[Extracted data entries]

....

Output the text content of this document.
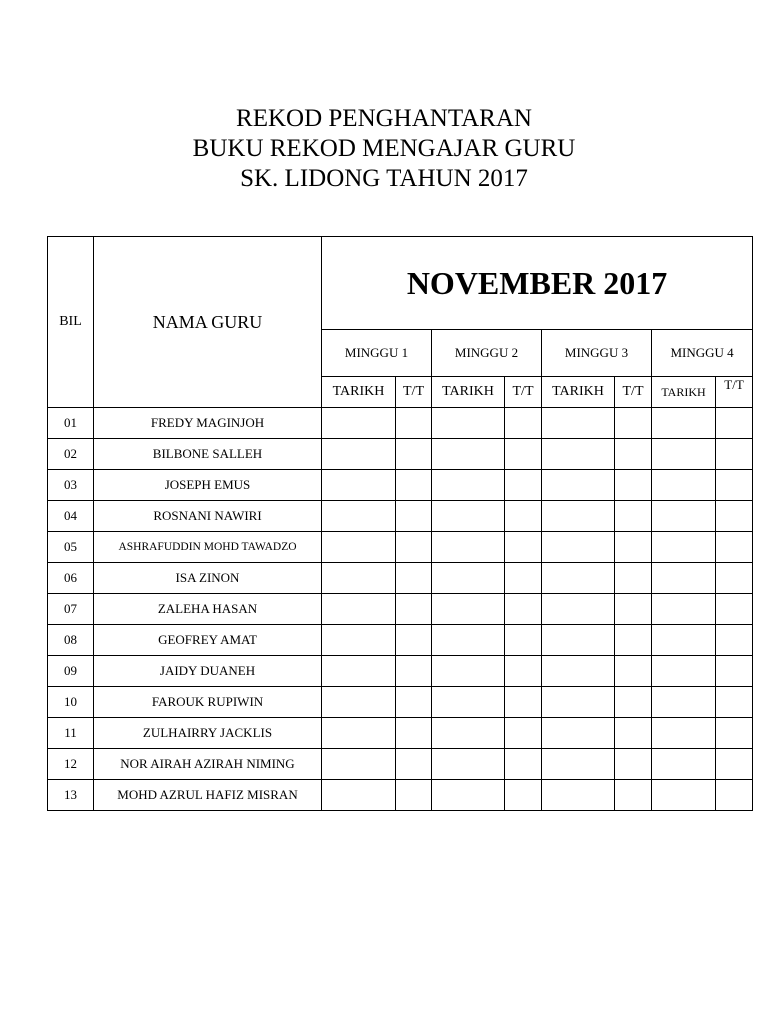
REKOD PENGHANTARAN
BUKU REKOD MENGAJAR GURU
SK. LIDONG TAHUN 2017
BIL	NAMA GURU	NOVEMBER 2017							
		MINGGU 1		MINGGU 2		MINGGU 3		MINGGU 4	
		TARIKH	T/T	TARIKH	T/T	TARIKH	T/T	TARIKH	T/T
01	FREDY MAGINJOH								
02	BILBONE SALLEH								
03	JOSEPH EMUS								
04	ROSNANI NAWIRI								
05	ASHRAFUDDIN MOHD TAWADZO								
06	ISA ZINON								
07	ZALEHA HASAN								
08	GEOFREY AMAT								
09	JAIDY DUANEH								
10	FAROUK RUPIWIN								
11	ZULHAIRRY JACKLIS								
12	NOR AIRAH AZIRAH NIMING								
13	MOHD AZRUL HAFIZ MISRAN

....

Pull out each line of the records holding the string "REKOD".

REKOD PENGHANTARAN
BUKU REKOD MENGAJAR GURU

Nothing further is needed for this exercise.